>> start Data for this exercise

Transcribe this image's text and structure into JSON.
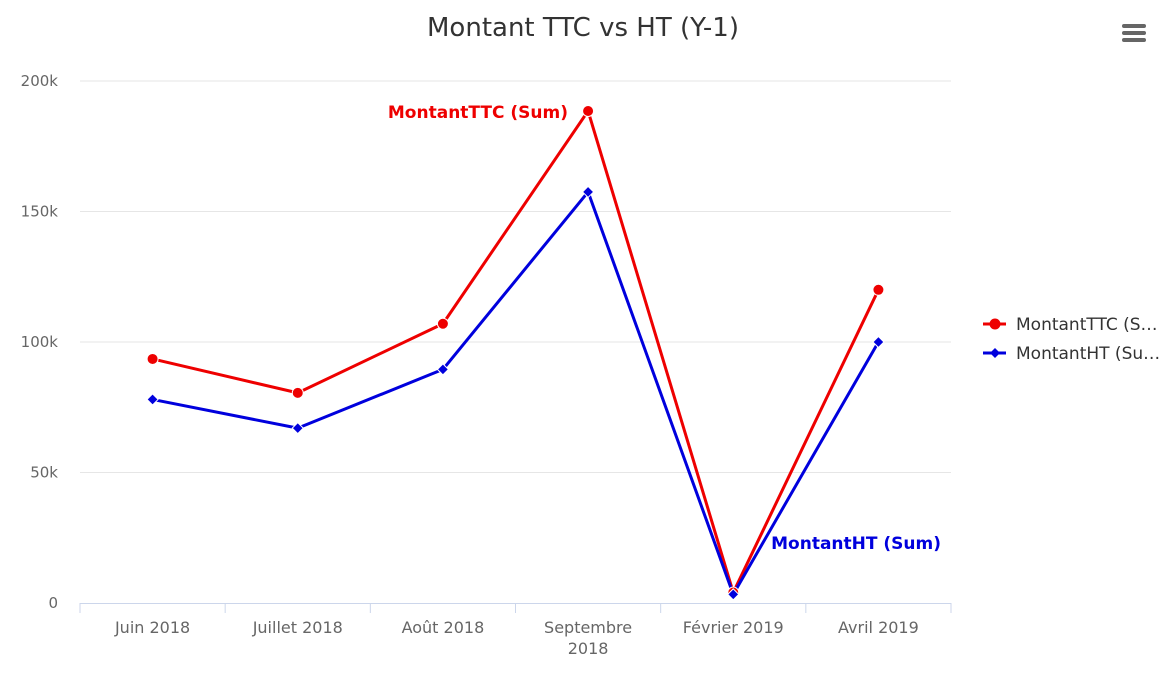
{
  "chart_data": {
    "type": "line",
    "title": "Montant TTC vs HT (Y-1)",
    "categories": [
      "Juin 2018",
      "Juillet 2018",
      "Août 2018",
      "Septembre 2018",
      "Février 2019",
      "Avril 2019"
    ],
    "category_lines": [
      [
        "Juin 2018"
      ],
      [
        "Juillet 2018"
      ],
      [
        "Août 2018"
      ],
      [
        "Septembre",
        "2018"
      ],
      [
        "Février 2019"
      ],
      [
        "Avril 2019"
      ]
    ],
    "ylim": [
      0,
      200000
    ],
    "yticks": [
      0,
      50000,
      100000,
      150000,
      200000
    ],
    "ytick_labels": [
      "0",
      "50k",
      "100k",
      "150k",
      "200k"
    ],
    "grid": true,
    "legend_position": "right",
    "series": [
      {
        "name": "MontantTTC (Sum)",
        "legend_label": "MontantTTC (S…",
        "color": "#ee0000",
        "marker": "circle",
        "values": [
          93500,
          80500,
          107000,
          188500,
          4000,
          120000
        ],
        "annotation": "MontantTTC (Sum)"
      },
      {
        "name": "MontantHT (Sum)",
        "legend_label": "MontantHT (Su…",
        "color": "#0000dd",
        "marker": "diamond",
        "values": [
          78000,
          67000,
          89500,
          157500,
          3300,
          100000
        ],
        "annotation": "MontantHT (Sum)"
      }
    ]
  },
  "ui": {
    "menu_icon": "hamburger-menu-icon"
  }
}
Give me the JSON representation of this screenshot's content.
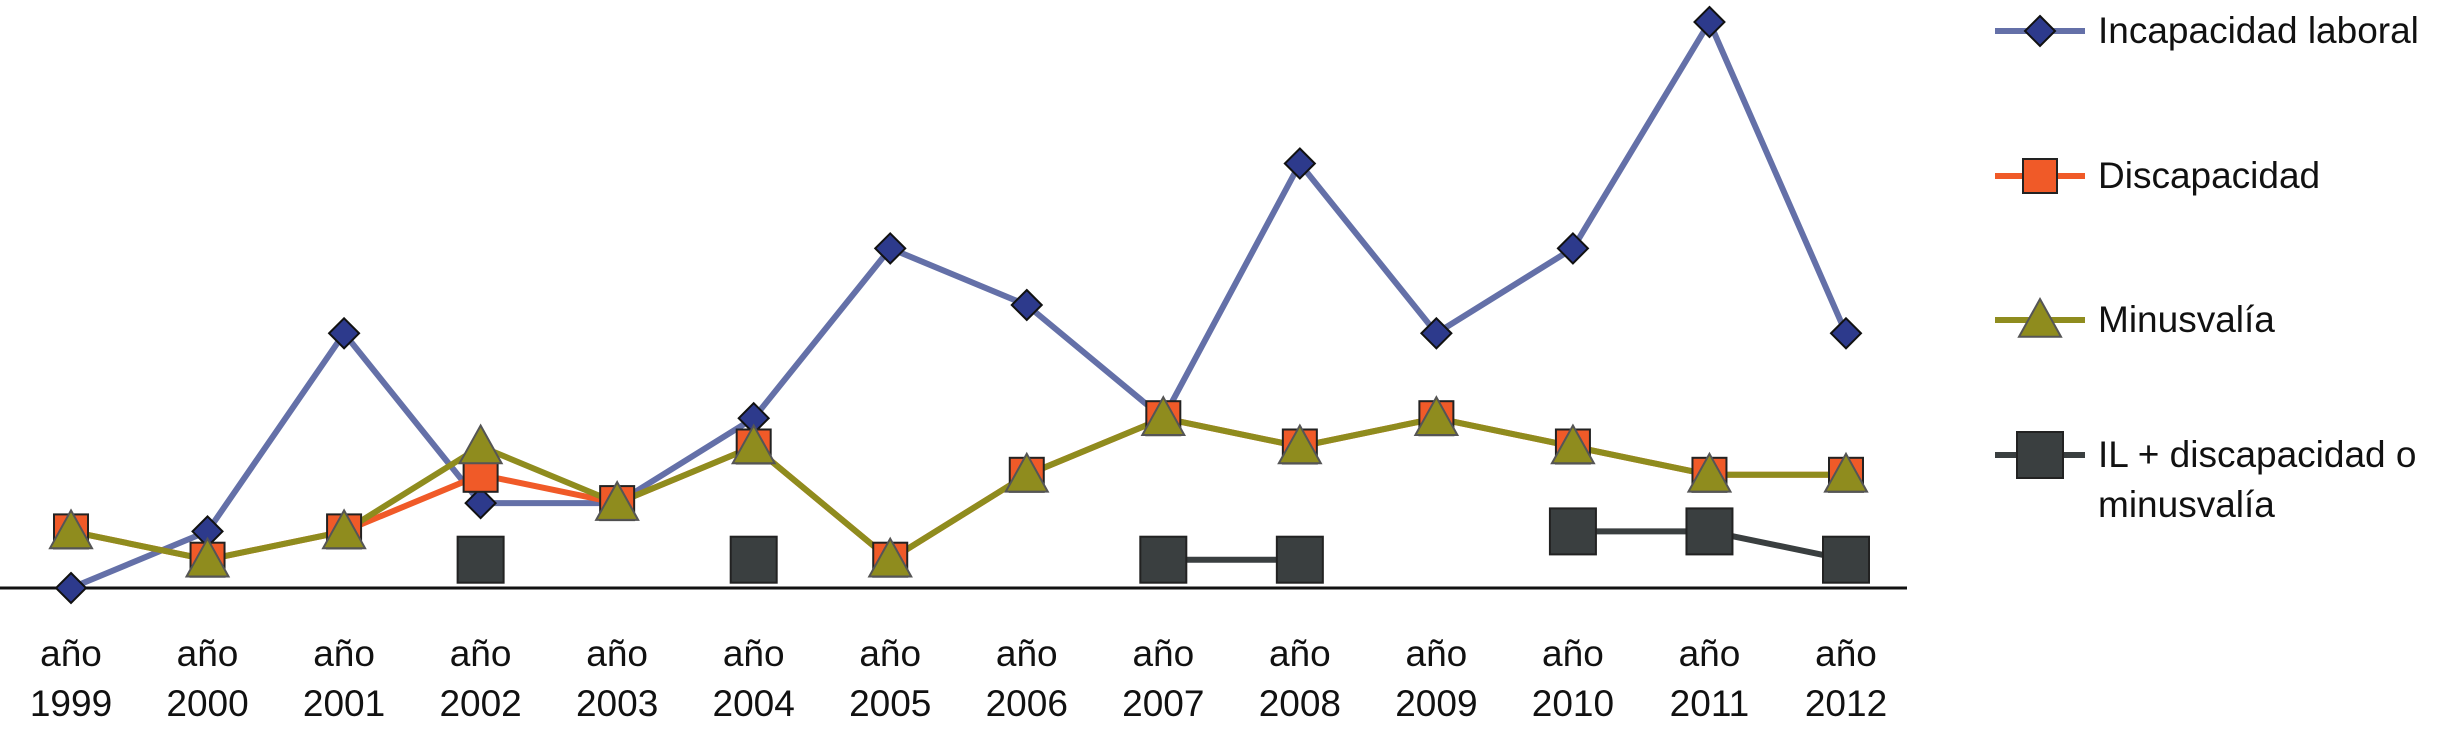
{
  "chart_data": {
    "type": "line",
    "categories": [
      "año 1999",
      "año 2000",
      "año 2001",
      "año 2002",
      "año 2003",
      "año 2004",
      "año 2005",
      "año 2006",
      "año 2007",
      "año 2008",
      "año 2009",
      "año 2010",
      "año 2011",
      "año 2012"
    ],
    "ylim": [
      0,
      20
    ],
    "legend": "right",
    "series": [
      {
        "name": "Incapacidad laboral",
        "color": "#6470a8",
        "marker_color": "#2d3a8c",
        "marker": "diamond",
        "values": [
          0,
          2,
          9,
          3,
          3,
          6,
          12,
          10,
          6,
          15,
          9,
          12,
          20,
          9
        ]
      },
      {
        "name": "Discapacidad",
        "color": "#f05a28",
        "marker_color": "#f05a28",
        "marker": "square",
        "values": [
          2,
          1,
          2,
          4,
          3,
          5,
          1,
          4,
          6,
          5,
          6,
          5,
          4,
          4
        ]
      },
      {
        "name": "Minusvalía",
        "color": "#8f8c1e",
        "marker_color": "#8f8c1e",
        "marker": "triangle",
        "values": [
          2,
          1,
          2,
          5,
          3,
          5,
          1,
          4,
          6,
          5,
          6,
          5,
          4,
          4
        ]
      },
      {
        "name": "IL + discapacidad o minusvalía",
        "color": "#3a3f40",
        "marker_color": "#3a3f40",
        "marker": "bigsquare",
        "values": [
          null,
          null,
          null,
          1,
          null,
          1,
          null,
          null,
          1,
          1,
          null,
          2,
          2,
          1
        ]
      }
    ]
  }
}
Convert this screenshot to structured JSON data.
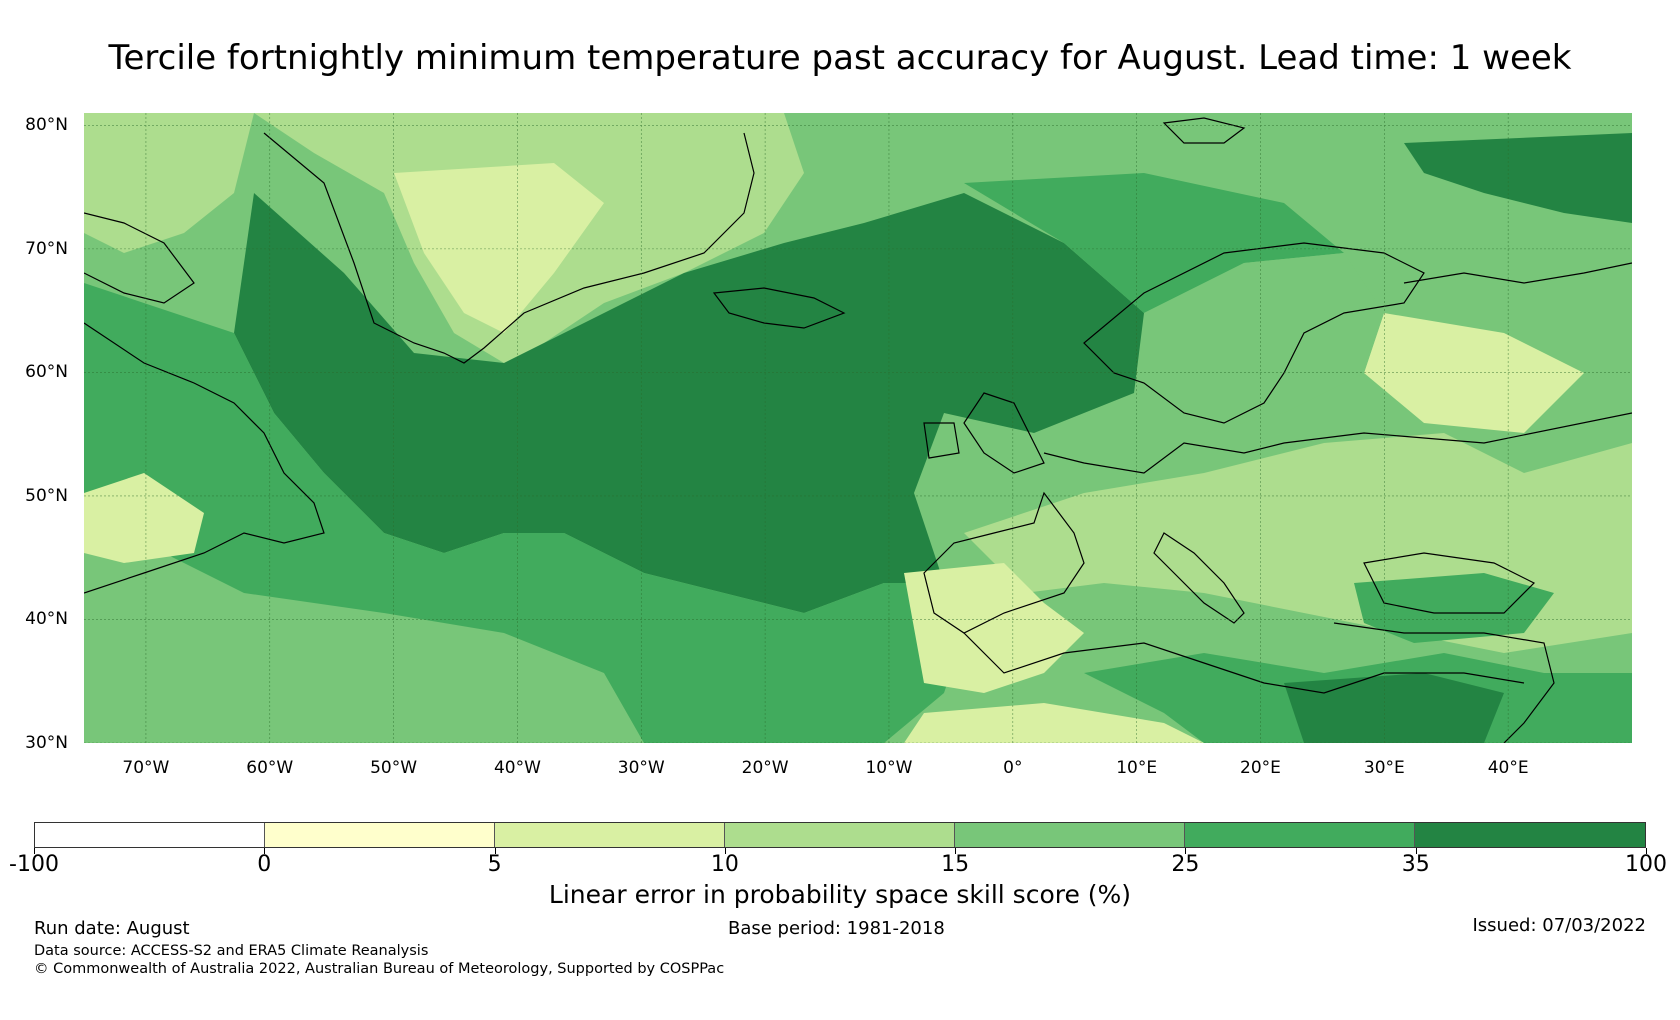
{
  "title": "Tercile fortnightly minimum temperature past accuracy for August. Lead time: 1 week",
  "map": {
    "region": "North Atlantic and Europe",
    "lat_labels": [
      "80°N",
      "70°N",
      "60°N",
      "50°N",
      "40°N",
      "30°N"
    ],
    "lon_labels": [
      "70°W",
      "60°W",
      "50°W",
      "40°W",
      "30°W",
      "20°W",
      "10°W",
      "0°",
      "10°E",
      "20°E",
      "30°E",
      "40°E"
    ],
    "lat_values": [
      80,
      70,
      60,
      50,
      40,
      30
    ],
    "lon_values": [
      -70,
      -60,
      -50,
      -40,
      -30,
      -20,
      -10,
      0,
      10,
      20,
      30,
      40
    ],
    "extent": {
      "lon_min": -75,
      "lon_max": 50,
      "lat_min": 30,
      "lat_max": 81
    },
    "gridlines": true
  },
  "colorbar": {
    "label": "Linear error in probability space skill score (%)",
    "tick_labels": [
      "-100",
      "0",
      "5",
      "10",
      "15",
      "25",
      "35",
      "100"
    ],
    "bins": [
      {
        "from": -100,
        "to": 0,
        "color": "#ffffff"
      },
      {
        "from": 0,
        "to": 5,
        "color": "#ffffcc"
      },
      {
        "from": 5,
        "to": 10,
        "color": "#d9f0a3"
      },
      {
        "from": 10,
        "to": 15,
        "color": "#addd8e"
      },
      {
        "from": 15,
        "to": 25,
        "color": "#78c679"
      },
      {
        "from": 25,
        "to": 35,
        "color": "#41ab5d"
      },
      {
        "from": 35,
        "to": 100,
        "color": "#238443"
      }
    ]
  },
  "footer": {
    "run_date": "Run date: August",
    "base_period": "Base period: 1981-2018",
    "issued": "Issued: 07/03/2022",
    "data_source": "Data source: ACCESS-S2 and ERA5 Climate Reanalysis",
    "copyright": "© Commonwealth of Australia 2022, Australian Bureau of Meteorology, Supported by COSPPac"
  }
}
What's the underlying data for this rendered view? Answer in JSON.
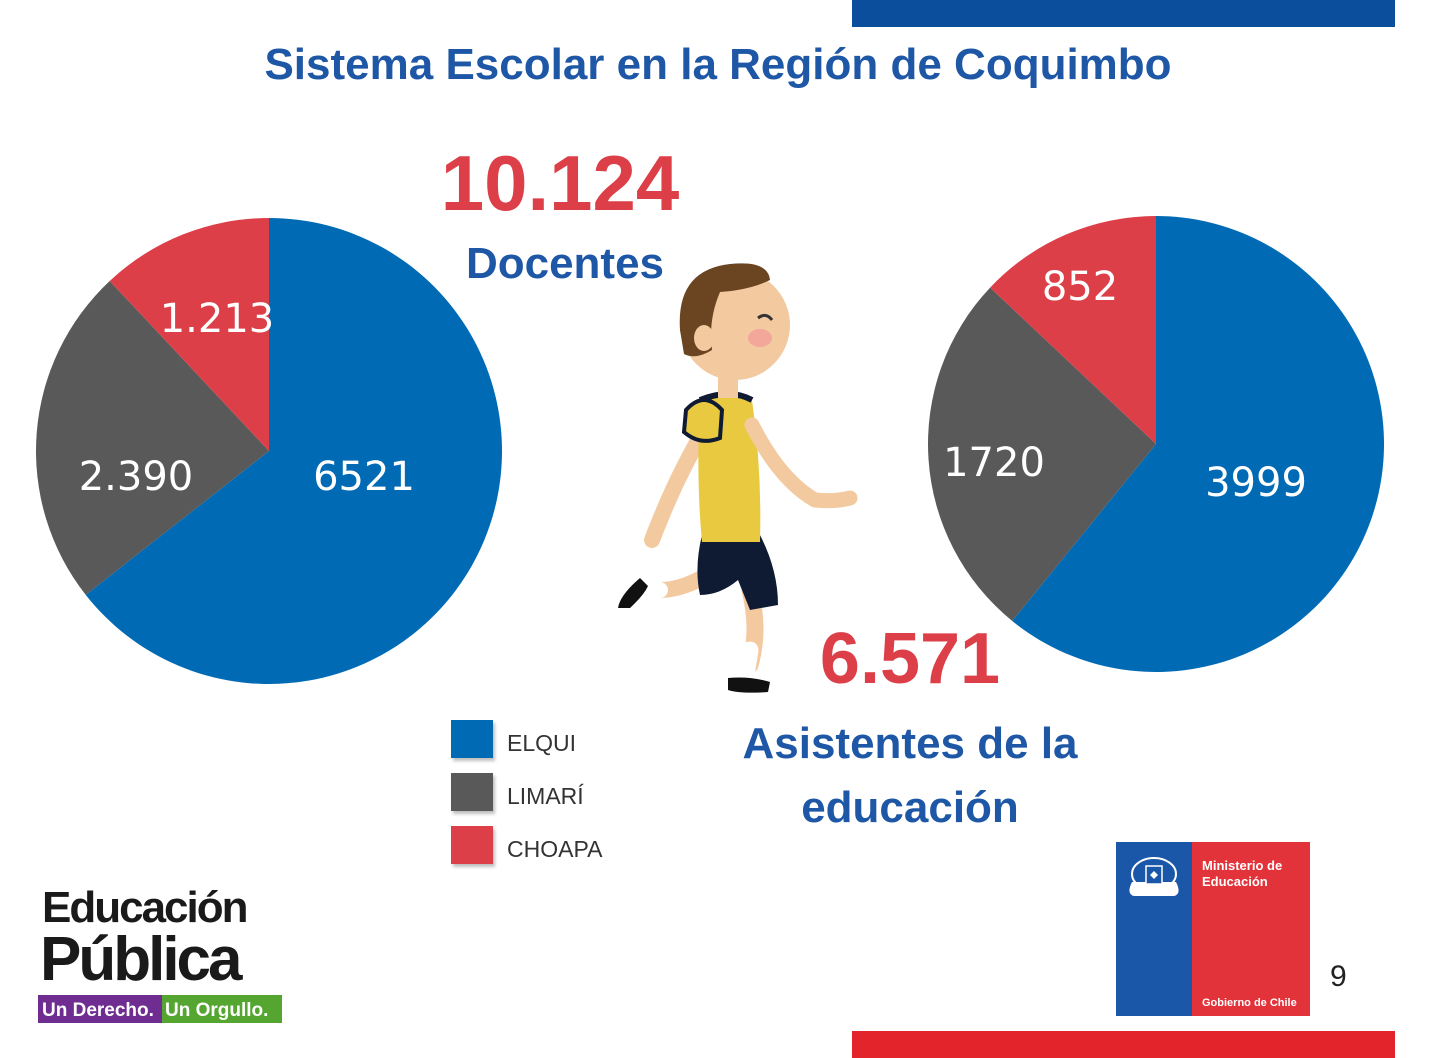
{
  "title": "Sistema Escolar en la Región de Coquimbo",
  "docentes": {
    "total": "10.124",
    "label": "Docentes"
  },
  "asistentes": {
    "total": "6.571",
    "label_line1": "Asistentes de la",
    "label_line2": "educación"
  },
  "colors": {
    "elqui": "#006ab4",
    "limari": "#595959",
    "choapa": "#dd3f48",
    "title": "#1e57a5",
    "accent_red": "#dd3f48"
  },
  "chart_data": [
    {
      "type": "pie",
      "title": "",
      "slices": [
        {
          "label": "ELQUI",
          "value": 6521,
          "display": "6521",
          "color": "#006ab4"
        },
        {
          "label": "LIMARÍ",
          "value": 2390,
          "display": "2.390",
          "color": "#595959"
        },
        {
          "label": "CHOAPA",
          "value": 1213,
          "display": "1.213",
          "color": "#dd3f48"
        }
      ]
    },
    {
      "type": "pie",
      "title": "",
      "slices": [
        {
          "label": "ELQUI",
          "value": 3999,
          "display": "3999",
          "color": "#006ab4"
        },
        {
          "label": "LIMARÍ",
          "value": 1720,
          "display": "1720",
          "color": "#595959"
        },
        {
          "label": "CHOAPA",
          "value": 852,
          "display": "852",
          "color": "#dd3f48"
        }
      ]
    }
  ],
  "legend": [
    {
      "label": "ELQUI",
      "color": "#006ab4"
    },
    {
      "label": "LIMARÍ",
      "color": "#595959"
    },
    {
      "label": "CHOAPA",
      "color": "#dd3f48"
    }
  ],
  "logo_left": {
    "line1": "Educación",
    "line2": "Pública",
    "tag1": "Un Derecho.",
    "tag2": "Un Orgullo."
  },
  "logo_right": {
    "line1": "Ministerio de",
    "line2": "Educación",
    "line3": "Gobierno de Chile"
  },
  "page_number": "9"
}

>> end Data for this exercise

Task goal:
Using the material above, return every line exactly as it appears, minus the pictures.

Exercise answer:
Transcribe this image's text and structure into JSON.
{
  "chart_data": {
    "type": "line",
    "title": "Montant TTC vs HT (Y-1)",
    "categories": [
      "Juin 2018",
      "Juillet 2018",
      "Août 2018",
      "Septembre 2018",
      "Février 2019",
      "Avril 2019"
    ],
    "category_lines": [
      [
        "Juin 2018"
      ],
      [
        "Juillet 2018"
      ],
      [
        "Août 2018"
      ],
      [
        "Septembre",
        "2018"
      ],
      [
        "Février 2019"
      ],
      [
        "Avril 2019"
      ]
    ],
    "ylim": [
      0,
      200000
    ],
    "yticks": [
      0,
      50000,
      100000,
      150000,
      200000
    ],
    "ytick_labels": [
      "0",
      "50k",
      "100k",
      "150k",
      "200k"
    ],
    "grid": true,
    "legend_position": "right",
    "series": [
      {
        "name": "MontantTTC (Sum)",
        "legend_label": "MontantTTC (S…",
        "color": "#ee0000",
        "marker": "circle",
        "values": [
          93500,
          80500,
          107000,
          188500,
          4000,
          120000
        ],
        "annotation": "MontantTTC (Sum)"
      },
      {
        "name": "MontantHT (Sum)",
        "legend_label": "MontantHT (Su…",
        "color": "#0000dd",
        "marker": "diamond",
        "values": [
          78000,
          67000,
          89500,
          157500,
          3300,
          100000
        ],
        "annotation": "MontantHT (Sum)"
      }
    ]
  },
  "ui": {
    "menu_icon": "hamburger-menu-icon"
  }
}
Give me the JSON representation of this screenshot's content.
{
  "chart_data": {
    "type": "line",
    "categories": [
      "año 1999",
      "año 2000",
      "año 2001",
      "año 2002",
      "año 2003",
      "año 2004",
      "año 2005",
      "año 2006",
      "año 2007",
      "año 2008",
      "año 2009",
      "año 2010",
      "año 2011",
      "año 2012"
    ],
    "ylim": [
      0,
      20
    ],
    "legend": "right",
    "series": [
      {
        "name": "Incapacidad laboral",
        "color": "#6470a8",
        "marker_color": "#2d3a8c",
        "marker": "diamond",
        "values": [
          0,
          2,
          9,
          3,
          3,
          6,
          12,
          10,
          6,
          15,
          9,
          12,
          20,
          9
        ]
      },
      {
        "name": "Discapacidad",
        "color": "#f05a28",
        "marker_color": "#f05a28",
        "marker": "square",
        "values": [
          2,
          1,
          2,
          4,
          3,
          5,
          1,
          4,
          6,
          5,
          6,
          5,
          4,
          4
        ]
      },
      {
        "name": "Minusvalía",
        "color": "#8f8c1e",
        "marker_color": "#8f8c1e",
        "marker": "triangle",
        "values": [
          2,
          1,
          2,
          5,
          3,
          5,
          1,
          4,
          6,
          5,
          6,
          5,
          4,
          4
        ]
      },
      {
        "name": "IL + discapacidad o minusvalía",
        "color": "#3a3f40",
        "marker_color": "#3a3f40",
        "marker": "bigsquare",
        "values": [
          null,
          null,
          null,
          1,
          null,
          1,
          null,
          null,
          1,
          1,
          null,
          2,
          2,
          1
        ]
      }
    ]
  }
}
Convert this screenshot to structured JSON data.
{
  "title": "Tercile fortnightly minimum temperature past accuracy for August. Lead time: 1 week",
  "map": {
    "region": "North Atlantic and Europe",
    "lat_labels": [
      "80°N",
      "70°N",
      "60°N",
      "50°N",
      "40°N",
      "30°N"
    ],
    "lon_labels": [
      "70°W",
      "60°W",
      "50°W",
      "40°W",
      "30°W",
      "20°W",
      "10°W",
      "0°",
      "10°E",
      "20°E",
      "30°E",
      "40°E"
    ],
    "lat_values": [
      80,
      70,
      60,
      50,
      40,
      30
    ],
    "lon_values": [
      -70,
      -60,
      -50,
      -40,
      -30,
      -20,
      -10,
      0,
      10,
      20,
      30,
      40
    ],
    "extent": {
      "lon_min": -75,
      "lon_max": 50,
      "lat_min": 30,
      "lat_max": 81
    },
    "gridlines": true
  },
  "colorbar": {
    "label": "Linear error in probability space skill score (%)",
    "tick_labels": [
      "-100",
      "0",
      "5",
      "10",
      "15",
      "25",
      "35",
      "100"
    ],
    "bins": [
      {
        "from": -100,
        "to": 0,
        "color": "#ffffff"
      },
      {
        "from": 0,
        "to": 5,
        "color": "#ffffcc"
      },
      {
        "from": 5,
        "to": 10,
        "color": "#d9f0a3"
      },
      {
        "from": 10,
        "to": 15,
        "color": "#addd8e"
      },
      {
        "from": 15,
        "to": 25,
        "color": "#78c679"
      },
      {
        "from": 25,
        "to": 35,
        "color": "#41ab5d"
      },
      {
        "from": 35,
        "to": 100,
        "color": "#238443"
      }
    ]
  },
  "footer": {
    "run_date": "Run date: August",
    "base_period": "Base period: 1981-2018",
    "issued": "Issued: 07/03/2022",
    "data_source": "Data source: ACCESS-S2 and ERA5 Climate Reanalysis",
    "copyright": "© Commonwealth of Australia 2022, Australian Bureau of Meteorology, Supported by COSPPac"
  }
}
What's the underlying data for this rendered view? Answer in JSON.
{
  "title": "Sistema Escolar en la Región de Coquimbo",
  "docentes": {
    "total": "10.124",
    "label": "Docentes"
  },
  "asistentes": {
    "total": "6.571",
    "label_line1": "Asistentes de la",
    "label_line2": "educación"
  },
  "colors": {
    "elqui": "#006ab4",
    "limari": "#595959",
    "choapa": "#dd3f48",
    "title": "#1e57a5",
    "accent_red": "#dd3f48"
  },
  "chart_data": [
    {
      "type": "pie",
      "title": "",
      "slices": [
        {
          "label": "ELQUI",
          "value": 6521,
          "display": "6521",
          "color": "#006ab4"
        },
        {
          "label": "LIMARÍ",
          "value": 2390,
          "display": "2.390",
          "color": "#595959"
        },
        {
          "label": "CHOAPA",
          "value": 1213,
          "display": "1.213",
          "color": "#dd3f48"
        }
      ]
    },
    {
      "type": "pie",
      "title": "",
      "slices": [
        {
          "label": "ELQUI",
          "value": 3999,
          "display": "3999",
          "color": "#006ab4"
        },
        {
          "label": "LIMARÍ",
          "value": 1720,
          "display": "1720",
          "color": "#595959"
        },
        {
          "label": "CHOAPA",
          "value": 852,
          "display": "852",
          "color": "#dd3f48"
        }
      ]
    }
  ],
  "legend": [
    {
      "label": "ELQUI",
      "color": "#006ab4"
    },
    {
      "label": "LIMARÍ",
      "color": "#595959"
    },
    {
      "label": "CHOAPA",
      "color": "#dd3f48"
    }
  ],
  "logo_left": {
    "line1": "Educación",
    "line2": "Pública",
    "tag1": "Un Derecho.",
    "tag2": "Un Orgullo."
  },
  "logo_right": {
    "line1": "Ministerio de",
    "line2": "Educación",
    "line3": "Gobierno de Chile"
  },
  "page_number": "9"
}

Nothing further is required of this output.